DIRECTION:
Check every line below for the word "Year" and copy the ones that have it.

EXERCISE MATERIAL:
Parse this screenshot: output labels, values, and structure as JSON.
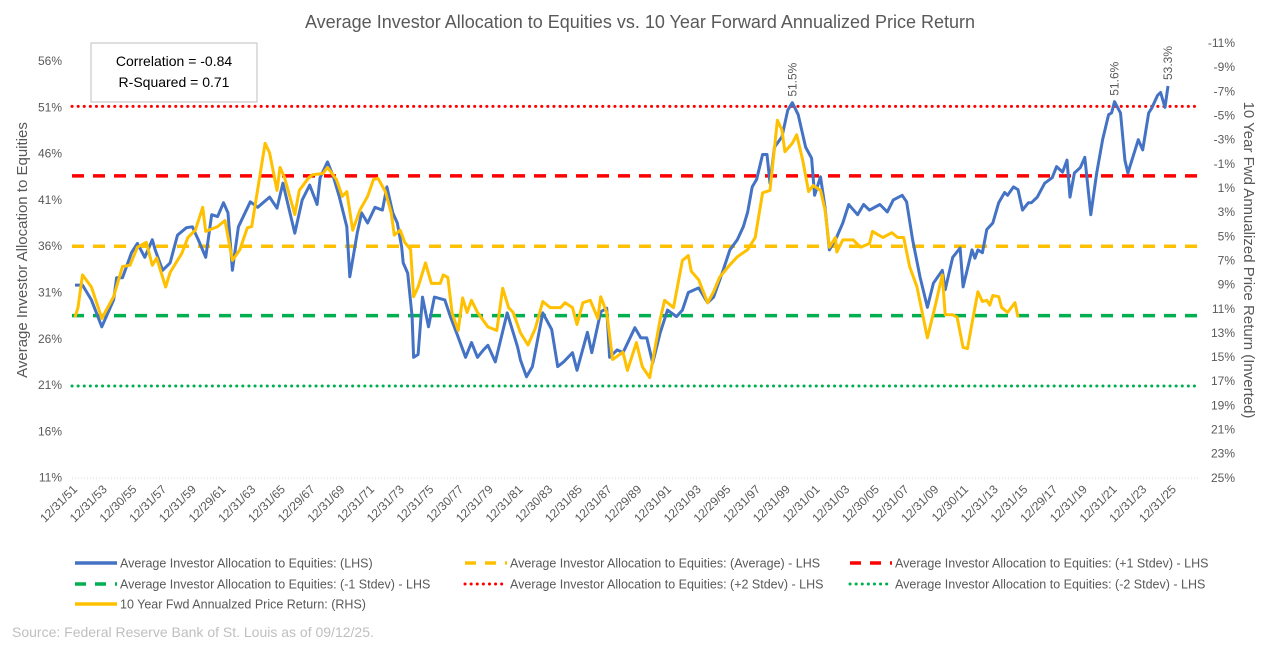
{
  "chart_data": {
    "type": "line",
    "title": "Average Investor Allocation to Equities vs. 10 Year Forward Annualized Price Return",
    "ylabel": "Average Investor Allocation to Equities",
    "y2label": "10 Year Fwd Annualized Price Return (Inverted)",
    "ylim": [
      11,
      56
    ],
    "y2lim": [
      -11,
      25
    ],
    "y2_inverted": true,
    "y_ticks": [
      "11%",
      "16%",
      "21%",
      "26%",
      "31%",
      "36%",
      "41%",
      "46%",
      "51%",
      "56%"
    ],
    "y2_ticks": [
      "-11%",
      "-9%",
      "-7%",
      "-5%",
      "-3%",
      "-1%",
      "1%",
      "3%",
      "5%",
      "7%",
      "9%",
      "11%",
      "13%",
      "15%",
      "17%",
      "19%",
      "21%",
      "23%",
      "25%"
    ],
    "x_ticks": [
      "12/31/51",
      "12/31/53",
      "12/30/55",
      "12/31/57",
      "12/31/59",
      "12/29/61",
      "12/31/63",
      "12/31/65",
      "12/29/67",
      "12/31/69",
      "12/31/71",
      "12/31/73",
      "12/31/75",
      "12/30/77",
      "12/31/79",
      "12/31/81",
      "12/30/83",
      "12/31/85",
      "12/31/87",
      "12/29/89",
      "12/31/91",
      "12/31/93",
      "12/29/95",
      "12/31/97",
      "12/31/99",
      "12/31/01",
      "12/31/03",
      "12/30/05",
      "12/31/07",
      "12/31/09",
      "12/30/11",
      "12/31/13",
      "12/31/15",
      "12/29/17",
      "12/31/19",
      "12/31/21",
      "12/31/23",
      "12/31/25"
    ],
    "stats_box": {
      "correlation": "Correlation = -0.84",
      "r_squared": "R-Squared = 0.71"
    },
    "reference_lines": [
      {
        "name": "Average Investor Allocation to Equities: (Average) - LHS",
        "value": 36.0,
        "color": "#FFC000",
        "style": "dashed"
      },
      {
        "name": "Average Investor Allocation to Equities: (+1 Stdev) - LHS",
        "value": 43.6,
        "color": "#FF0000",
        "style": "dashed"
      },
      {
        "name": "Average Investor Allocation to Equities: (-1 Stdev) - LHS",
        "value": 28.5,
        "color": "#00B050",
        "style": "dashed"
      },
      {
        "name": "Average Investor Allocation to Equities: (+2 Stdev) - LHS",
        "value": 51.1,
        "color": "#FF0000",
        "style": "dotted"
      },
      {
        "name": "Average Investor Allocation to Equities: (-2 Stdev) - LHS",
        "value": 20.9,
        "color": "#00B050",
        "style": "dotted"
      }
    ],
    "annotations": [
      {
        "text": "51.5%",
        "x": 2000.1,
        "y": 51.5
      },
      {
        "text": "51.6%",
        "x": 2021.8,
        "y": 51.6
      },
      {
        "text": "53.3%",
        "x": 2025.4,
        "y": 53.3
      }
    ],
    "series": [
      {
        "name": "Average Investor Allocation to Equities: (LHS)",
        "axis": "left",
        "color": "#4472C4",
        "x": [
          1951.8,
          1952.3,
          1952.9,
          1953.6,
          1954.4,
          1954.6,
          1955.0,
          1955.6,
          1956.0,
          1956.5,
          1957.0,
          1957.2,
          1957.7,
          1958.2,
          1958.7,
          1959.3,
          1959.7,
          1960.1,
          1960.6,
          1961.0,
          1961.4,
          1961.8,
          1962.1,
          1962.4,
          1962.8,
          1963.6,
          1964.1,
          1964.9,
          1965.4,
          1965.8,
          1966.6,
          1967.1,
          1967.6,
          1968.1,
          1968.3,
          1968.8,
          1969.2,
          1969.6,
          1970.1,
          1970.3,
          1970.8,
          1971.1,
          1971.5,
          1972.0,
          1972.5,
          1972.8,
          1973.2,
          1973.5,
          1973.8,
          1973.9,
          1974.2,
          1974.5,
          1974.6,
          1974.9,
          1975.2,
          1975.6,
          1976.0,
          1976.7,
          1977.1,
          1977.5,
          1978.1,
          1978.5,
          1978.9,
          1979.3,
          1979.6,
          1980.1,
          1980.9,
          1981.6,
          1981.8,
          1982.2,
          1982.6,
          1983.3,
          1983.9,
          1984.3,
          1984.7,
          1985.3,
          1985.6,
          1986.3,
          1986.6,
          1987.2,
          1987.6,
          1987.8,
          1988.3,
          1988.7,
          1989.5,
          1989.9,
          1990.3,
          1990.7,
          1991.0,
          1991.2,
          1991.7,
          1992.3,
          1992.7,
          1993.1,
          1993.8,
          1994.4,
          1994.8,
          1995.4,
          1995.9,
          1996.4,
          1996.8,
          1997.1,
          1997.4,
          1997.7,
          1998.1,
          1998.4,
          1998.6,
          1998.9,
          1999.4,
          1999.8,
          2000.1,
          2000.5,
          2001.0,
          2001.4,
          2001.6,
          2002.0,
          2002.3,
          2002.6,
          2003.1,
          2003.5,
          2003.9,
          2004.5,
          2004.9,
          2005.3,
          2006.0,
          2006.5,
          2006.9,
          2007.5,
          2007.8,
          2008.2,
          2008.7,
          2009.2,
          2009.6,
          2010.2,
          2010.4,
          2010.9,
          2011.4,
          2011.6,
          2012.2,
          2012.4,
          2012.6,
          2012.9,
          2013.2,
          2013.6,
          2014.0,
          2014.4,
          2014.6,
          2015.0,
          2015.3,
          2015.6,
          2016.0,
          2016.2,
          2016.6,
          2017.1,
          2017.6,
          2017.9,
          2018.3,
          2018.6,
          2018.8,
          2019.1,
          2019.5,
          2019.8,
          2020.2,
          2020.6,
          2021.0,
          2021.4,
          2021.6,
          2021.8,
          2022.2,
          2022.5,
          2022.7,
          2023.4,
          2023.7,
          2024.1,
          2024.3,
          2024.7,
          2024.9,
          2025.2,
          2025.4
        ],
        "values": [
          31.8,
          31.8,
          30.2,
          27.3,
          30.2,
          32.6,
          32.6,
          35.3,
          36.3,
          34.8,
          36.7,
          35.6,
          33.4,
          34.2,
          37.2,
          38.0,
          38.1,
          36.7,
          34.8,
          39.4,
          39.2,
          40.7,
          39.6,
          33.4,
          38.1,
          40.8,
          40.2,
          41.3,
          40.1,
          42.8,
          37.4,
          41.0,
          42.6,
          40.5,
          43.4,
          45.1,
          43.5,
          41.3,
          38.1,
          32.7,
          37.4,
          39.6,
          38.5,
          40.2,
          39.9,
          42.4,
          39.6,
          38.5,
          35.9,
          34.2,
          33.1,
          28.4,
          24.0,
          24.3,
          30.5,
          27.3,
          30.5,
          30.2,
          28.3,
          26.6,
          24.0,
          25.6,
          24.0,
          24.8,
          25.3,
          23.5,
          28.8,
          25.1,
          23.7,
          21.9,
          23.0,
          28.8,
          27.0,
          23.0,
          23.5,
          24.5,
          22.6,
          26.7,
          24.5,
          28.9,
          29.3,
          24.0,
          24.8,
          24.5,
          27.2,
          26.1,
          26.1,
          23.4,
          25.3,
          26.6,
          29.1,
          28.4,
          29.1,
          31.0,
          31.5,
          29.9,
          30.5,
          33.2,
          35.6,
          36.7,
          38.1,
          39.7,
          42.4,
          43.2,
          45.9,
          45.9,
          42.8,
          46.7,
          47.8,
          50.7,
          51.5,
          50.2,
          46.7,
          45.5,
          41.5,
          43.5,
          40.2,
          35.6,
          37.0,
          38.5,
          40.5,
          39.4,
          40.5,
          39.9,
          40.5,
          39.7,
          41.0,
          41.5,
          40.8,
          36.7,
          32.7,
          29.4,
          32.0,
          33.4,
          31.3,
          34.8,
          35.8,
          31.6,
          35.6,
          34.7,
          35.6,
          35.3,
          37.8,
          38.5,
          40.7,
          41.8,
          41.5,
          42.4,
          42.1,
          39.9,
          40.7,
          40.7,
          41.3,
          42.8,
          43.4,
          44.6,
          44.0,
          45.3,
          41.3,
          43.9,
          44.5,
          45.6,
          39.4,
          43.9,
          47.5,
          50.2,
          50.4,
          51.6,
          50.4,
          45.3,
          43.9,
          47.5,
          46.4,
          50.4,
          50.9,
          52.3,
          52.6,
          51.0,
          53.3
        ]
      },
      {
        "name": "10 Year Fwd Annualzed Price Return: (RHS)",
        "axis": "right",
        "color": "#FFC000",
        "x": [
          1951.8,
          1952.0,
          1952.3,
          1952.9,
          1953.6,
          1954.4,
          1955.0,
          1955.5,
          1956.0,
          1956.6,
          1957.0,
          1957.3,
          1957.9,
          1958.2,
          1959.0,
          1959.4,
          1959.9,
          1960.4,
          1960.6,
          1961.4,
          1961.9,
          1962.4,
          1962.9,
          1963.4,
          1963.7,
          1964.6,
          1964.9,
          1965.4,
          1965.6,
          1965.9,
          1966.6,
          1966.9,
          1967.5,
          1967.8,
          1968.5,
          1968.8,
          1969.4,
          1969.8,
          1970.1,
          1970.5,
          1971.0,
          1971.5,
          1971.9,
          1972.2,
          1972.7,
          1973.1,
          1973.3,
          1973.7,
          1974.0,
          1974.4,
          1974.6,
          1974.9,
          1975.4,
          1975.8,
          1976.4,
          1976.6,
          1976.9,
          1977.2,
          1977.6,
          1977.9,
          1978.2,
          1978.5,
          1978.9,
          1979.6,
          1980.2,
          1980.6,
          1981.0,
          1981.3,
          1981.8,
          1982.3,
          1982.8,
          1983.3,
          1983.8,
          1984.5,
          1984.8,
          1985.3,
          1985.6,
          1986.0,
          1986.5,
          1987.0,
          1987.2,
          1987.6,
          1988.0,
          1988.7,
          1989.0,
          1989.6,
          1990.0,
          1990.5,
          1991.2,
          1991.5,
          1992.1,
          1992.7,
          1993.1,
          1993.3,
          1993.8,
          1994.4,
          1994.8,
          1995.2,
          1995.8,
          1996.4,
          1997.1,
          1997.6,
          1998.1,
          1998.6,
          1999.1,
          1999.4,
          1999.6,
          2000.1,
          2000.4,
          2000.8,
          2001.2,
          2001.5,
          2002.0,
          2002.3,
          2002.6,
          2003.0,
          2003.1,
          2003.5,
          2004.2,
          2004.7,
          2005.3,
          2005.5,
          2006.2,
          2006.8,
          2007.2,
          2007.6,
          2008.0,
          2008.5,
          2009.2,
          2009.7,
          2010.2,
          2010.4,
          2010.9,
          2011.2,
          2011.6,
          2011.9,
          2012.2,
          2012.6,
          2012.9,
          2013.2,
          2013.4,
          2013.6,
          2014.0,
          2014.2,
          2014.6,
          2015.1,
          2015.3
        ],
        "values": [
          11.7,
          10.9,
          8.2,
          9.2,
          11.8,
          10.0,
          7.5,
          7.4,
          5.9,
          5.5,
          7.4,
          6.8,
          9.2,
          8.0,
          6.4,
          5.1,
          4.5,
          2.6,
          4.6,
          4.2,
          3.7,
          7.0,
          6.1,
          4.3,
          4.2,
          -2.7,
          -1.9,
          1.2,
          -0.7,
          0.1,
          3.2,
          1.2,
          0.2,
          -0.1,
          -0.2,
          -0.7,
          0.3,
          1.7,
          1.3,
          4.5,
          2.8,
          1.7,
          0.3,
          0.2,
          1.3,
          3.1,
          4.9,
          4.5,
          5.5,
          6.1,
          10.0,
          9.2,
          7.2,
          8.9,
          8.9,
          8.2,
          8.4,
          11.4,
          12.8,
          10.1,
          11.3,
          10.3,
          11.3,
          12.5,
          12.8,
          9.3,
          10.9,
          11.3,
          13.0,
          14.0,
          12.6,
          10.4,
          10.9,
          10.9,
          10.5,
          10.9,
          12.3,
          10.5,
          10.3,
          11.8,
          10.0,
          11.3,
          15.2,
          14.6,
          16.1,
          13.8,
          15.8,
          16.7,
          11.9,
          10.3,
          10.9,
          7.0,
          6.6,
          7.9,
          8.6,
          10.5,
          9.6,
          8.4,
          7.5,
          6.7,
          6.1,
          5.1,
          1.4,
          1.2,
          -4.6,
          -3.8,
          -2.0,
          -2.7,
          -3.4,
          -1.3,
          1.3,
          0.8,
          1.2,
          2.8,
          5.9,
          5.1,
          6.3,
          5.3,
          5.3,
          5.9,
          5.6,
          4.6,
          5.1,
          4.7,
          5.1,
          5.1,
          7.5,
          9.2,
          13.4,
          10.9,
          8.2,
          11.5,
          11.5,
          11.7,
          14.2,
          14.3,
          12.2,
          9.6,
          10.4,
          10.3,
          10.7,
          9.9,
          10.0,
          10.9,
          11.3,
          10.5,
          11.7
        ]
      }
    ],
    "legend": [
      {
        "label": "Average Investor Allocation to Equities: (LHS)",
        "color": "#4472C4",
        "style": "solid"
      },
      {
        "label": "Average Investor Allocation to Equities: (Average) - LHS",
        "color": "#FFC000",
        "style": "dashed"
      },
      {
        "label": "Average Investor Allocation to Equities: (+1 Stdev) - LHS",
        "color": "#FF0000",
        "style": "dashed"
      },
      {
        "label": "Average Investor Allocation to Equities: (-1 Stdev) - LHS",
        "color": "#00B050",
        "style": "dashed"
      },
      {
        "label": "Average Investor Allocation to Equities: (+2 Stdev) - LHS",
        "color": "#FF0000",
        "style": "dotted"
      },
      {
        "label": "Average Investor Allocation to Equities: (-2 Stdev) - LHS",
        "color": "#00B050",
        "style": "dotted"
      },
      {
        "label": "10 Year Fwd Annualzed Price Return: (RHS)",
        "color": "#FFC000",
        "style": "solid"
      }
    ],
    "legend_position": "bottom"
  },
  "source": "Source: Federal Reserve Bank of St. Louis as of 09/12/25."
}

FINISHED TASK:
    "title": "Average Investor Allocation to Equities vs. 10 Year Forward Annualized Price Return",
    "y2label": "10 Year Fwd Annualized Price Return (Inverted)",
        "name": "10 Year Fwd Annualzed Price Return: (RHS)",
        "label": "10 Year Fwd Annualzed Price Return: (RHS)",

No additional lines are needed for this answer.